Will you transcribe the entries that follow, exactly and in full?
━━ Supplied entries
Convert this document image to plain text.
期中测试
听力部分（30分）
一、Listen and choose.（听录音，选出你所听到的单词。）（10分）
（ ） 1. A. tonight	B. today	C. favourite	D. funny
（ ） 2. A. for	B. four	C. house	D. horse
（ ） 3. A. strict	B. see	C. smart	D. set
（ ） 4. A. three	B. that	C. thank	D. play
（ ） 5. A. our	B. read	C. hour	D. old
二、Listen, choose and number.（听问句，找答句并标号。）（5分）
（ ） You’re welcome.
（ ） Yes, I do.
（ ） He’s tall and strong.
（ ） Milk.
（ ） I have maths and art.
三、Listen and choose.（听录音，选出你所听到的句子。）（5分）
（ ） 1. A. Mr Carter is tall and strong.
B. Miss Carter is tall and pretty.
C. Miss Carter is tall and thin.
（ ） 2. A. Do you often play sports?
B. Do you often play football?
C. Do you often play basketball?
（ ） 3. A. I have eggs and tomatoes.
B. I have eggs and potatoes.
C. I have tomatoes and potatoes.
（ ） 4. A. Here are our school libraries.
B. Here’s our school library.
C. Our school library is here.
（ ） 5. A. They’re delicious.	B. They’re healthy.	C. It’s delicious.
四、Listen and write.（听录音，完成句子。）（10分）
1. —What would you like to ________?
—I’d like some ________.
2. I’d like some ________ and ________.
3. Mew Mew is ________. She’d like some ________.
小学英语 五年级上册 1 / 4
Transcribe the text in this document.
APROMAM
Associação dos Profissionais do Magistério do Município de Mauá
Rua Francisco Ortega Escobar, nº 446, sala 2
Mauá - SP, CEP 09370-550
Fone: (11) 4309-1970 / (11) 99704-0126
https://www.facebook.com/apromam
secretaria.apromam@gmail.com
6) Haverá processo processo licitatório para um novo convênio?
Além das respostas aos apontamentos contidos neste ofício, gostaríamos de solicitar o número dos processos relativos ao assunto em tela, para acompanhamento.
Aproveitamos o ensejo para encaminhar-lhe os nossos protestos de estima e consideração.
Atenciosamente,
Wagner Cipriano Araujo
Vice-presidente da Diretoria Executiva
━━━━
◆ Task result
Convert this document image to plain text.
期中测试
听力部分（30分）
一、Listen and choose.（听录音，选出你所听到的单词。）（10分）
（ ） 1. A. tonight	B. today	C. favourite	D. funny
（ ） 2. A. for	B. four	C. house	D. horse
（ ） 3. A. strict	B. see	C. smart	D. set
（ ） 4. A. three	B. that	C. thank	D. play
（ ） 5. A. our	B. read	C. hour	D. old
二、Listen, choose and number.（听问句，找答句并标号。）（5分）
（ ） You’re welcome.
（ ） Yes, I do.
（ ） He’s tall and strong.
（ ） Milk.
（ ） I have maths and art.
三、Listen and choose.（听录音，选出你所听到的句子。）（5分）
（ ） 1. A. Mr Carter is tall and strong.
B. Miss Carter is tall and pretty.
C. Miss Carter is tall and thin.
（ ） 2. A. Do you often play sports?
B. Do you often play football?
C. Do you often play basketball?
（ ） 3. A. I have eggs and tomatoes.
B. I have eggs and potatoes.
C. I have tomatoes and potatoes.
（ ） 4. A. Here are our school libraries.
B. Here’s our school library.
C. Our school library is here.
（ ） 5. A. They’re delicious.	B. They’re healthy.	C. It’s delicious.
四、Listen and write.（听录音，完成句子。）（10分）
1. —What would you like to ________?
—I’d like some ________.
2. I’d like some ________ and ________.
3. Mew Mew is ________. She’d like some ________.
小学英语 五年级上册 1 / 4
Transcribe the text in this document.
APROMAM
Associação dos Profissionais do Magistério do Município de Mauá
Rua Francisco Ortega Escobar, nº 446, sala 2
Mauá - SP, CEP 09370-550
Fone: (11) 4309-1970 / (11) 99704-0126
https://www.facebook.com/apromam
secretaria.apromam@gmail.com
6) Haverá processo processo licitatório para um novo convênio?
Além das respostas aos apontamentos contidos neste ofício, gostaríamos de solicitar o número dos processos relativos ao assunto em tela, para acompanhamento.
Aproveitamos o ensejo para encaminhar-lhe os nossos protestos de estima e consideração.
Atenciosamente,
Wagner Cipriano Araujo
Vice-presidente da Diretoria Executiva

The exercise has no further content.